-- BEGIN --
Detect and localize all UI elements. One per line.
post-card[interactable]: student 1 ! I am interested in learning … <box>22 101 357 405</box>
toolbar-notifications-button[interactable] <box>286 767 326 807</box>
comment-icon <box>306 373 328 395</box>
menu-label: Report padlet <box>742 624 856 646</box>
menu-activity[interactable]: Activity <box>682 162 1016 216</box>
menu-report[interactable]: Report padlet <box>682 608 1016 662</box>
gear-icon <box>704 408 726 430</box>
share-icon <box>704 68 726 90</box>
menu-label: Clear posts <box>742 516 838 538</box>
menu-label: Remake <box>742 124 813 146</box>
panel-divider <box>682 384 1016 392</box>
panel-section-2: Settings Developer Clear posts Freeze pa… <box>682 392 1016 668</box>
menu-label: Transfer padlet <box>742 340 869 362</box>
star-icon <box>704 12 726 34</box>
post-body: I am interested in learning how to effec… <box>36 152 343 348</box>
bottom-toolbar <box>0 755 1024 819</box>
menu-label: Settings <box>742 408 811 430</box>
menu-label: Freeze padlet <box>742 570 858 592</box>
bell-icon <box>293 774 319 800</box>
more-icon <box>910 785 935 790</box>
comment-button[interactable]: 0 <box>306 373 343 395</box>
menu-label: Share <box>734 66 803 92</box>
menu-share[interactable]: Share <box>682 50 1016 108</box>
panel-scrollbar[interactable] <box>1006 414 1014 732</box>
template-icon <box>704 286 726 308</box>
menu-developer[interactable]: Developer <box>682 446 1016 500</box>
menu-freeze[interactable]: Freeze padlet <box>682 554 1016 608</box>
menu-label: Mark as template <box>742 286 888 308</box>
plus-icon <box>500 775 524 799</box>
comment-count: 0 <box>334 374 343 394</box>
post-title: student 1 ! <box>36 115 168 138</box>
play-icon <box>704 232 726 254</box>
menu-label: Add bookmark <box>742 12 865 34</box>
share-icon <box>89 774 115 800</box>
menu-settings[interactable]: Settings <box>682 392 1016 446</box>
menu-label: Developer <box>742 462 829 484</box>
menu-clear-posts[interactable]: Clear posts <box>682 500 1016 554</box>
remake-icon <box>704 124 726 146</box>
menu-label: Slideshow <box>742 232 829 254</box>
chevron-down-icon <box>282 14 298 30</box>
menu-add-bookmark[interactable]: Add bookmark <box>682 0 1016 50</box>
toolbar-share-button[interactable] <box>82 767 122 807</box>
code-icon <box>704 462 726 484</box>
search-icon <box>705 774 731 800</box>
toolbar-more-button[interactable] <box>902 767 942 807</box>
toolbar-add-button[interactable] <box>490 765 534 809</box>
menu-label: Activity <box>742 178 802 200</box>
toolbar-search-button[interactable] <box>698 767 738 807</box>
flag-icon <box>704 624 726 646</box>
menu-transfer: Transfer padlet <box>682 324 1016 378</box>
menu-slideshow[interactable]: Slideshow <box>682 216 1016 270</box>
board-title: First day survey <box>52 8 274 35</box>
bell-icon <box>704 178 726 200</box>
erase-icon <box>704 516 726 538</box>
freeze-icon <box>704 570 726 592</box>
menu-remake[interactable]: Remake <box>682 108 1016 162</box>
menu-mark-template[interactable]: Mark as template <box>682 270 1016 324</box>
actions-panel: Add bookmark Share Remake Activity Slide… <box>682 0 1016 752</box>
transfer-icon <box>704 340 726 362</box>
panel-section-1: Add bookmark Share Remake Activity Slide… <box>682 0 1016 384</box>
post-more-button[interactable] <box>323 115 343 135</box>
-- END --
Instructions for the task: Reproduce all of the lines above, swapping each occurrence of "Freeze padlet" for "Lock padlet" and leaving everything else untouched.

Answer for the task:
Detect and localize all UI elements. One per line.
post-card[interactable]: student 1 ! I am interested in learning … <box>22 101 357 405</box>
toolbar-notifications-button[interactable] <box>286 767 326 807</box>
comment-icon <box>306 373 328 395</box>
menu-label: Report padlet <box>742 624 856 646</box>
menu-activity[interactable]: Activity <box>682 162 1016 216</box>
menu-report[interactable]: Report padlet <box>682 608 1016 662</box>
gear-icon <box>704 408 726 430</box>
share-icon <box>704 68 726 90</box>
menu-label: Clear posts <box>742 516 838 538</box>
menu-label: Remake <box>742 124 813 146</box>
panel-divider <box>682 384 1016 392</box>
panel-section-2: Settings Developer Clear posts Freeze pa… <box>682 392 1016 668</box>
menu-label: Transfer padlet <box>742 340 869 362</box>
star-icon <box>704 12 726 34</box>
post-body: I am interested in learning how to effec… <box>36 152 343 348</box>
bottom-toolbar <box>0 755 1024 819</box>
menu-label: Settings <box>742 408 811 430</box>
menu-label: Lock padlet <box>742 570 858 592</box>
bell-icon <box>293 774 319 800</box>
more-icon <box>910 785 935 790</box>
comment-button[interactable]: 0 <box>306 373 343 395</box>
menu-label: Share <box>734 66 803 92</box>
menu-share[interactable]: Share <box>682 50 1016 108</box>
panel-scrollbar[interactable] <box>1006 414 1014 732</box>
template-icon <box>704 286 726 308</box>
menu-developer[interactable]: Developer <box>682 446 1016 500</box>
menu-freeze[interactable]: Lock padlet <box>682 554 1016 608</box>
menu-label: Mark as template <box>742 286 888 308</box>
plus-icon <box>500 775 524 799</box>
comment-count: 0 <box>334 374 343 394</box>
post-title: student 1 ! <box>36 115 168 138</box>
play-icon <box>704 232 726 254</box>
menu-label: Add bookmark <box>742 12 865 34</box>
share-icon <box>89 774 115 800</box>
menu-settings[interactable]: Settings <box>682 392 1016 446</box>
menu-label: Developer <box>742 462 829 484</box>
menu-clear-posts[interactable]: Clear posts <box>682 500 1016 554</box>
remake-icon <box>704 124 726 146</box>
menu-label: Slideshow <box>742 232 829 254</box>
chevron-down-icon <box>282 14 298 30</box>
menu-add-bookmark[interactable]: Add bookmark <box>682 0 1016 50</box>
toolbar-share-button[interactable] <box>82 767 122 807</box>
code-icon <box>704 462 726 484</box>
search-icon <box>705 774 731 800</box>
toolbar-more-button[interactable] <box>902 767 942 807</box>
toolbar-add-button[interactable] <box>490 765 534 809</box>
menu-label: Activity <box>742 178 802 200</box>
toolbar-search-button[interactable] <box>698 767 738 807</box>
flag-icon <box>704 624 726 646</box>
menu-transfer: Transfer padlet <box>682 324 1016 378</box>
menu-slideshow[interactable]: Slideshow <box>682 216 1016 270</box>
board-title: First day survey <box>52 8 274 35</box>
bell-icon <box>704 178 726 200</box>
erase-icon <box>704 516 726 538</box>
freeze-icon <box>704 570 726 592</box>
menu-remake[interactable]: Remake <box>682 108 1016 162</box>
menu-mark-template[interactable]: Mark as template <box>682 270 1016 324</box>
actions-panel: Add bookmark Share Remake Activity Slide… <box>682 0 1016 752</box>
transfer-icon <box>704 340 726 362</box>
panel-section-1: Add bookmark Share Remake Activity Slide… <box>682 0 1016 384</box>
post-more-button[interactable] <box>323 115 343 135</box>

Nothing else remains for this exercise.